— start of RAW DATA —

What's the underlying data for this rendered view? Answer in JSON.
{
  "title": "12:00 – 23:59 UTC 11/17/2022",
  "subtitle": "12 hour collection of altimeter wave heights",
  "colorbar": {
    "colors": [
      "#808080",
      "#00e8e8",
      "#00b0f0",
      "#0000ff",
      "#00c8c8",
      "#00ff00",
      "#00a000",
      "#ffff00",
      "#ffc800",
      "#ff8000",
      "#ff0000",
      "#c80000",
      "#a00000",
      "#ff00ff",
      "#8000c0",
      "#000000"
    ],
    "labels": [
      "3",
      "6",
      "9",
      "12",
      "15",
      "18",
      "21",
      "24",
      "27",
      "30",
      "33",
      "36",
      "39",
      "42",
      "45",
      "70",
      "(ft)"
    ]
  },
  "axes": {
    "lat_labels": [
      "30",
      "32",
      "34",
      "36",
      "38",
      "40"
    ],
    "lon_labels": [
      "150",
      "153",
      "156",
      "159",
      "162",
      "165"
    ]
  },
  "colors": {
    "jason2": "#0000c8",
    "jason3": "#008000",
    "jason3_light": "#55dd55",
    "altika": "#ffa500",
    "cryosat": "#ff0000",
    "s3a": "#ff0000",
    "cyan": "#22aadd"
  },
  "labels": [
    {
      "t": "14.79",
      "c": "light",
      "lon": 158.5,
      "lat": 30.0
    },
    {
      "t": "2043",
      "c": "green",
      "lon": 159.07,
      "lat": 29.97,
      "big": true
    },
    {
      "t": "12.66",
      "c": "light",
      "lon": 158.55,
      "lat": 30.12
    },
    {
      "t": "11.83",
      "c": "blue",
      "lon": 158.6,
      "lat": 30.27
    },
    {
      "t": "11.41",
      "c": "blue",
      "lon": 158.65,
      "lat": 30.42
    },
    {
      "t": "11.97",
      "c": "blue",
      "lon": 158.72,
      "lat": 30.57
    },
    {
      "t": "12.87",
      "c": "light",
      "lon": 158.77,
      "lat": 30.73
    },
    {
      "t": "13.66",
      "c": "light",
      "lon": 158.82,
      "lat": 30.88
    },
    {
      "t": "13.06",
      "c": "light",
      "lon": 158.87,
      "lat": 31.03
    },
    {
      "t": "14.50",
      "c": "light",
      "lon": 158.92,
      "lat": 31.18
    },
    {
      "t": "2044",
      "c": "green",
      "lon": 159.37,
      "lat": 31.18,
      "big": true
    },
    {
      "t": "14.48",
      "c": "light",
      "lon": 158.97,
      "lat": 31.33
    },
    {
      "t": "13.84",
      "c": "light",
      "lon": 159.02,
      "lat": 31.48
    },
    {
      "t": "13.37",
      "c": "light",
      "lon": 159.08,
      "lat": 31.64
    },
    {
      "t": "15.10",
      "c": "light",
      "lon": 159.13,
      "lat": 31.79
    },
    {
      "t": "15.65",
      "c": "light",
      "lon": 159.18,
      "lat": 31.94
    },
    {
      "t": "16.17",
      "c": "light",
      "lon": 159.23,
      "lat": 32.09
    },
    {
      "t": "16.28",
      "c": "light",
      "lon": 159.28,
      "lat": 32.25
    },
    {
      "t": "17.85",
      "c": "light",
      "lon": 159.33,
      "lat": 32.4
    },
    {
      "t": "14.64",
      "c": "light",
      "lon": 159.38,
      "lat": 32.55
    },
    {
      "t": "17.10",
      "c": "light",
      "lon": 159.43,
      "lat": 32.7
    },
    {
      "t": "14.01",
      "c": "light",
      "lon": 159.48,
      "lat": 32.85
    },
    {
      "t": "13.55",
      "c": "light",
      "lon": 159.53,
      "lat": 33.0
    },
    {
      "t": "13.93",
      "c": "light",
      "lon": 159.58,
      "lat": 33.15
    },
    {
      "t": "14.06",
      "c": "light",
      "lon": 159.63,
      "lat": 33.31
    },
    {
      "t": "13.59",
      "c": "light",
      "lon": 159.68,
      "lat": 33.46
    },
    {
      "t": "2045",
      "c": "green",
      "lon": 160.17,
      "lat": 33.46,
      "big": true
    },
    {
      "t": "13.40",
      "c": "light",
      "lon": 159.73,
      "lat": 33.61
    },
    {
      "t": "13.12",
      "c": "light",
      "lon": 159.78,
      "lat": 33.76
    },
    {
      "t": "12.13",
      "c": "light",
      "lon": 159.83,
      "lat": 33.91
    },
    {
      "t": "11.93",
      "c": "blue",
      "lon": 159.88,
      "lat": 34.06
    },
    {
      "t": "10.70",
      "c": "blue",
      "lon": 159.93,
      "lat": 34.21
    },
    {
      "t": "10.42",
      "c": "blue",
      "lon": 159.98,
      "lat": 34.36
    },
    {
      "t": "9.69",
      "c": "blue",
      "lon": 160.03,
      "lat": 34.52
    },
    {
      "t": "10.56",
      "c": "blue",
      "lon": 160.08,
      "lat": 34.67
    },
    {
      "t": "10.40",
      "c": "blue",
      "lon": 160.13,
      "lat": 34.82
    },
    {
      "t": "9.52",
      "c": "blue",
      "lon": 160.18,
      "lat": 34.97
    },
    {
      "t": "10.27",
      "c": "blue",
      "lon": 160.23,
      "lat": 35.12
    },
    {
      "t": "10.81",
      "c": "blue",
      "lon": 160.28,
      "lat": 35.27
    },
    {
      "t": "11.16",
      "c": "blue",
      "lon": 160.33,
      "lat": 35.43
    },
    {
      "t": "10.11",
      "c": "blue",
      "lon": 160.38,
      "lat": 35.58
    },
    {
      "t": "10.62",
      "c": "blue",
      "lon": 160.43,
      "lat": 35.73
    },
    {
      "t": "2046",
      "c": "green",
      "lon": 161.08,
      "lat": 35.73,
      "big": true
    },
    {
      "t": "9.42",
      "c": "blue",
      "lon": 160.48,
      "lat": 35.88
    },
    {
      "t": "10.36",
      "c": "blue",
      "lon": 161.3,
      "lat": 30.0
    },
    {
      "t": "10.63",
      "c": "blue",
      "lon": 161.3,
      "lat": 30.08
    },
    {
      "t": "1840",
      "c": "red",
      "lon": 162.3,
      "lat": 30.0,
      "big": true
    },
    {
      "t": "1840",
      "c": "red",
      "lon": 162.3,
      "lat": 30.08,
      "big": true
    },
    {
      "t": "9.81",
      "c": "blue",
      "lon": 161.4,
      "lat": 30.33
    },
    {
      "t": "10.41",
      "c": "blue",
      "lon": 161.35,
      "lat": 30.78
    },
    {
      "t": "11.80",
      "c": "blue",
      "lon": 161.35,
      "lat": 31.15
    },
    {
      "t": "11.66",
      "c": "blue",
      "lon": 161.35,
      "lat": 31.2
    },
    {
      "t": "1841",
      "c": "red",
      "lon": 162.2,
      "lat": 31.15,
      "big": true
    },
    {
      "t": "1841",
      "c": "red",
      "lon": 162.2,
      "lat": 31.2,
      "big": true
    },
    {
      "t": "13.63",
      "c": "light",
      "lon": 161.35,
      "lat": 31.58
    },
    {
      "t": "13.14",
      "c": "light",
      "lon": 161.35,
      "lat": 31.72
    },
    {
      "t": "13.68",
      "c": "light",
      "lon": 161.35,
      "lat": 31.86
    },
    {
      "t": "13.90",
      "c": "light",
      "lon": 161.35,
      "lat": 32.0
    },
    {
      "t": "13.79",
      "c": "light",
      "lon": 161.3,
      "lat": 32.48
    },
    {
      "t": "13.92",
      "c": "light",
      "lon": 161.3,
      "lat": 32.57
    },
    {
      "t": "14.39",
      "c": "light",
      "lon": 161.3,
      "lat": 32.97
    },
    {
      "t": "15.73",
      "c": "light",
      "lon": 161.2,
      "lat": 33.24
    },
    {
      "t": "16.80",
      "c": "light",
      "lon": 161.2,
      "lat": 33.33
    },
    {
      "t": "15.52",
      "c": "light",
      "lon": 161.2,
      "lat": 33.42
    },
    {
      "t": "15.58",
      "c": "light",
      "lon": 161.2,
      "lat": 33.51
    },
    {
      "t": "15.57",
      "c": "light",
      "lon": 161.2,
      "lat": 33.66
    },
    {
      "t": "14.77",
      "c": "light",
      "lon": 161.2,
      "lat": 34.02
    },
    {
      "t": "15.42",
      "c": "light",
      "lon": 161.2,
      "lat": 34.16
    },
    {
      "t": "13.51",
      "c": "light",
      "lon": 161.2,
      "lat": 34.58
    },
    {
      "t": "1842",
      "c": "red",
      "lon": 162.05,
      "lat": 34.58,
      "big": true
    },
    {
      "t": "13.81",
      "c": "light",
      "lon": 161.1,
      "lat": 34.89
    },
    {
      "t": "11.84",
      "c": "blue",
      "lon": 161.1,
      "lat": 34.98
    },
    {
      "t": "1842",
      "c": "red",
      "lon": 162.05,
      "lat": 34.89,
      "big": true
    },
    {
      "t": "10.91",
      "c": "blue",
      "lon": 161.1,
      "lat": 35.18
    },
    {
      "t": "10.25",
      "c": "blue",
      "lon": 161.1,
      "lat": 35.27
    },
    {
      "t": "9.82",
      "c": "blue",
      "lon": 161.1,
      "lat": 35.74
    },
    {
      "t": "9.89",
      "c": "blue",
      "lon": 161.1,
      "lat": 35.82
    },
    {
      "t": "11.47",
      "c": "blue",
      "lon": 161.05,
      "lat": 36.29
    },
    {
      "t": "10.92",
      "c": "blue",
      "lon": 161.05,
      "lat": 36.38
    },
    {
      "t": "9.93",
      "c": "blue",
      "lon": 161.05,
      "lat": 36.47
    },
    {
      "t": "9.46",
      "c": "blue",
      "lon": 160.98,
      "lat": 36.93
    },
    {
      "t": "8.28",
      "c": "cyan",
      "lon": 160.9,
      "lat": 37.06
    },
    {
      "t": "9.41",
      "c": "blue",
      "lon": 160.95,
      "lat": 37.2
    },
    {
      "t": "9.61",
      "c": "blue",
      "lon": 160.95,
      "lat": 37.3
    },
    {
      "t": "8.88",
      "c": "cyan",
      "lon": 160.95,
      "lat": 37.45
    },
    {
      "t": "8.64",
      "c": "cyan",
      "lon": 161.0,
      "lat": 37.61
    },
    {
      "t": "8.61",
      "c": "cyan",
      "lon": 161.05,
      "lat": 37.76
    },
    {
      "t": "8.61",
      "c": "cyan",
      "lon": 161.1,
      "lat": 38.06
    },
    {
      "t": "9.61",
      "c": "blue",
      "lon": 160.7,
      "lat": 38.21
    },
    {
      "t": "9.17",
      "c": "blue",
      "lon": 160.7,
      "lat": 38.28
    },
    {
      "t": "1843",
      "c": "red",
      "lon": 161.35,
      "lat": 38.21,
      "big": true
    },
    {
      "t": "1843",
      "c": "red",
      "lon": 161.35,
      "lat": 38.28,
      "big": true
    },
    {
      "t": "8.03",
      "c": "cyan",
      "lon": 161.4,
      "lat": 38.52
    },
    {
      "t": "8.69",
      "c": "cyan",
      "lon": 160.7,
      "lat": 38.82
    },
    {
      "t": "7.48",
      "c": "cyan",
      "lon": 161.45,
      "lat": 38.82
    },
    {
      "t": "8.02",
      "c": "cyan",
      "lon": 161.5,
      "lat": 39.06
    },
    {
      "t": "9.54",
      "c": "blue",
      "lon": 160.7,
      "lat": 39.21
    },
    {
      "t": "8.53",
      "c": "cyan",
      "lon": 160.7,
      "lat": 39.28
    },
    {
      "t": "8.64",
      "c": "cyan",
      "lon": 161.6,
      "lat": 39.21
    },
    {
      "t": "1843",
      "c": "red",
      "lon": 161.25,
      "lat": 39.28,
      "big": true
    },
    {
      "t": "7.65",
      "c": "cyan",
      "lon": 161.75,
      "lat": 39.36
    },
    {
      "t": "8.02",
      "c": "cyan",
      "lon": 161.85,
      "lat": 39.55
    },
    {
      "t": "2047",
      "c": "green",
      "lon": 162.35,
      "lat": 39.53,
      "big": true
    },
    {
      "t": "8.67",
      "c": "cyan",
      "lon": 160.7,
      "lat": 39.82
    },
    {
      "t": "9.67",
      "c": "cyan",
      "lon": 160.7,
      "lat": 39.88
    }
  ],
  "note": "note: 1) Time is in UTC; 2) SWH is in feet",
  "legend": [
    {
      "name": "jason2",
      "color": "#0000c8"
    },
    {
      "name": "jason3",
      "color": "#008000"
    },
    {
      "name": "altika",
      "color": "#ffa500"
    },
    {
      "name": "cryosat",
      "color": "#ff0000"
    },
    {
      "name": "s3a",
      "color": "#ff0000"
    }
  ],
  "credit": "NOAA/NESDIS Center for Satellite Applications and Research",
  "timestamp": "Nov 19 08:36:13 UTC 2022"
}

— end of RAW DATA —

Work out the number of lines in this listing that include the word "name". Reply with that number only.

5